Entries provided:

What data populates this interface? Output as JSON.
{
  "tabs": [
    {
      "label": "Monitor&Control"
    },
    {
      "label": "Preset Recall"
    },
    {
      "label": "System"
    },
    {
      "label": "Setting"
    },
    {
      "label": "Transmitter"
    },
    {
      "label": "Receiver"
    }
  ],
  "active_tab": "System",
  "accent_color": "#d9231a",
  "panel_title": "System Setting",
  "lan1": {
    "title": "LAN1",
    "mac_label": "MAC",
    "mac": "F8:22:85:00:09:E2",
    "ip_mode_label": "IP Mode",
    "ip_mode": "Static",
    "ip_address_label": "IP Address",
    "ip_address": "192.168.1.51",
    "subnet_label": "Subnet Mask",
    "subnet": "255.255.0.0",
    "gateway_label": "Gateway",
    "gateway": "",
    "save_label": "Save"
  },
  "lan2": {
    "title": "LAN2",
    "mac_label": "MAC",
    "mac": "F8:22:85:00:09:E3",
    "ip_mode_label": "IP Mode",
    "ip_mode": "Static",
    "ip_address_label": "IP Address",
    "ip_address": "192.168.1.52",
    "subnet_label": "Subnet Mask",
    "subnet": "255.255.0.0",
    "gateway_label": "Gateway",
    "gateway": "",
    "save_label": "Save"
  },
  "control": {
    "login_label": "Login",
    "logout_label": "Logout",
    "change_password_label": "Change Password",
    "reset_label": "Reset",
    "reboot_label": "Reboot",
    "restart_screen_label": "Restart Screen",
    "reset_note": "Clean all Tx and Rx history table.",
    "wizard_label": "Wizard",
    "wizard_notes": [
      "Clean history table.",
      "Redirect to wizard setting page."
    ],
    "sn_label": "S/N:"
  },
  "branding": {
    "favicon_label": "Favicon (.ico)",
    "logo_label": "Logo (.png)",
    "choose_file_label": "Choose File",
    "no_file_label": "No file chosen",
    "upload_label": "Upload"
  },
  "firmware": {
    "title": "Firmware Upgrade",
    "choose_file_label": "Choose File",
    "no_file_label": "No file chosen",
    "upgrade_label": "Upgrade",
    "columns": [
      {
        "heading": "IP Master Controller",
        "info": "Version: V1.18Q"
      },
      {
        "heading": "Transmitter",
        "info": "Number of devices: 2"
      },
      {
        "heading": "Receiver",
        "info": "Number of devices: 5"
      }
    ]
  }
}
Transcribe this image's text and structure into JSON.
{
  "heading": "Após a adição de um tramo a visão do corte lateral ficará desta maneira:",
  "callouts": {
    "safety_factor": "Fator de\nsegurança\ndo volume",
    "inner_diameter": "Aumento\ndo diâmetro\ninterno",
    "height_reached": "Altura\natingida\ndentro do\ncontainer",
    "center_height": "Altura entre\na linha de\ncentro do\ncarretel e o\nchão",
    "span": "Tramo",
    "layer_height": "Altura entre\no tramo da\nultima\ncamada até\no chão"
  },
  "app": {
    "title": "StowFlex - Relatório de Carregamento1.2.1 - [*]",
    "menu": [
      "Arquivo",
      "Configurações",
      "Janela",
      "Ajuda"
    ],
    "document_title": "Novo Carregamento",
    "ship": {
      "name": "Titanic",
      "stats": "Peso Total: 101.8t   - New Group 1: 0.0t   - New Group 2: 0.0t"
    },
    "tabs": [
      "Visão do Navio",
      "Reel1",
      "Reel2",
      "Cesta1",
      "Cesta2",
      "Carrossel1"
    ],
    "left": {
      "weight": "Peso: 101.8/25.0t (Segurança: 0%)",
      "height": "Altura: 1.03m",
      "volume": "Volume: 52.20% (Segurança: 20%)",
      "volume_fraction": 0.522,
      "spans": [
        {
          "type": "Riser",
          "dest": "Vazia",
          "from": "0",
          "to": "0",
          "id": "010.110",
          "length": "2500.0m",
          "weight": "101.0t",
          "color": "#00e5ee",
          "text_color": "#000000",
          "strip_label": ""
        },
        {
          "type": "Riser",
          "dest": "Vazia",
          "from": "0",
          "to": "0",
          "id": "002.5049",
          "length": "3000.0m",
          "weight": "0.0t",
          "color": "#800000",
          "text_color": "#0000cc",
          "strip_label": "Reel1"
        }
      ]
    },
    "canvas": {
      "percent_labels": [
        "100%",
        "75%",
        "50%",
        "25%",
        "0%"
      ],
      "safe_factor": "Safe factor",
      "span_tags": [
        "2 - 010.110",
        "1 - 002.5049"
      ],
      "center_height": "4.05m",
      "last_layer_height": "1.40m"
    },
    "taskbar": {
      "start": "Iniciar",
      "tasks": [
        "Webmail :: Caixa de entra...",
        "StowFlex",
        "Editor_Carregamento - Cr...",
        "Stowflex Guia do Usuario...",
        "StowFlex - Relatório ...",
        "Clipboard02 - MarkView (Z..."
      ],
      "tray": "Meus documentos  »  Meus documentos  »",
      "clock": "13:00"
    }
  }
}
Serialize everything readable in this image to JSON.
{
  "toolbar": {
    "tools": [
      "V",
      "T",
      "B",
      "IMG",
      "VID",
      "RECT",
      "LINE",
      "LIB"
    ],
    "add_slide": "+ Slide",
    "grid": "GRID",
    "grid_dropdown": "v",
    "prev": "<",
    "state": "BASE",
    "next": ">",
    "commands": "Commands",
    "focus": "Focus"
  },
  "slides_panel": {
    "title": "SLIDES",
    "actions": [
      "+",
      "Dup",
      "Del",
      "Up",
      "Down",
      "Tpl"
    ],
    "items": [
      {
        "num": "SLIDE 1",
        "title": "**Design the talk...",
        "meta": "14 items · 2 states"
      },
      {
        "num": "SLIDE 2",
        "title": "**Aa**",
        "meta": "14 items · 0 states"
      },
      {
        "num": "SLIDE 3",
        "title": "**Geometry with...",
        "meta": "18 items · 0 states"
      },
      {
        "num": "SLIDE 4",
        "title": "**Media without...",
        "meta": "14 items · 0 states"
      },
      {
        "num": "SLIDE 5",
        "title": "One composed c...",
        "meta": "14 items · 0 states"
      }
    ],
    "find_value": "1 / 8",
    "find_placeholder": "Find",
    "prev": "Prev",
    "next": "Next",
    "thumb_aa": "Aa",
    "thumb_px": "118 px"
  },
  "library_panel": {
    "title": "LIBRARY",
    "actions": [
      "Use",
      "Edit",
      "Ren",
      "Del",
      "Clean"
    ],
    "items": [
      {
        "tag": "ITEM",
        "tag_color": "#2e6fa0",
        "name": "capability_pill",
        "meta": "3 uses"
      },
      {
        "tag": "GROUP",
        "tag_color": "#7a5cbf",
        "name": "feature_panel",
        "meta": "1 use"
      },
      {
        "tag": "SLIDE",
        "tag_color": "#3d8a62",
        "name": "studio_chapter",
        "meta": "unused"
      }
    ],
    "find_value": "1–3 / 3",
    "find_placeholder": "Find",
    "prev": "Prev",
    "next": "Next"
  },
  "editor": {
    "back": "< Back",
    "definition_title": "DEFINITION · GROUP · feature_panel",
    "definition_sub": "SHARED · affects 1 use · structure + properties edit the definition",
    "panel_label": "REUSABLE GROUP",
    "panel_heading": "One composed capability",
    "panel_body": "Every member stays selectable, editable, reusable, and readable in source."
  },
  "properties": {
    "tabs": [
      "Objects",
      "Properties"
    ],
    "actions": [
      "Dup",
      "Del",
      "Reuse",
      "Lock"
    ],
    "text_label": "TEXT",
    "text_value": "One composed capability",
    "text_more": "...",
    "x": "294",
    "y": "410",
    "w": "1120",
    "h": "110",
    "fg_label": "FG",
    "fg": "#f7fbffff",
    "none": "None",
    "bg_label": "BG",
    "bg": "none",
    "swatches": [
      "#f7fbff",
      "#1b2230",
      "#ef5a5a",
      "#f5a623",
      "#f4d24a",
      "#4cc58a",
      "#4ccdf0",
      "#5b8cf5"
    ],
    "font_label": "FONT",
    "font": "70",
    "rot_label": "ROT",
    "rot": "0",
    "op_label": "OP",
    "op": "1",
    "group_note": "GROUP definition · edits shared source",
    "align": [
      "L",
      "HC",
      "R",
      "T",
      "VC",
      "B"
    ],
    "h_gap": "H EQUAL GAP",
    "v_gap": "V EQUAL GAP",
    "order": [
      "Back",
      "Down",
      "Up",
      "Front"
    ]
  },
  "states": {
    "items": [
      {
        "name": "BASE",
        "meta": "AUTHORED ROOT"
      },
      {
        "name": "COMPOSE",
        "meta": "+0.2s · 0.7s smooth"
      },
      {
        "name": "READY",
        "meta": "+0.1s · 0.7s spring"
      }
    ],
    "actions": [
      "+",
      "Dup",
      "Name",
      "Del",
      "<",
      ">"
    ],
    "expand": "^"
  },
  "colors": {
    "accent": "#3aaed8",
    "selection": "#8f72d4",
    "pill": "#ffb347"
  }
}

Task to carry out: Search the lines for the string "composed" and copy every line that has it.

Exercise response:
        "title": "One composed c...",
    "panel_heading": "One composed capability",
    "text_value": "One composed capability",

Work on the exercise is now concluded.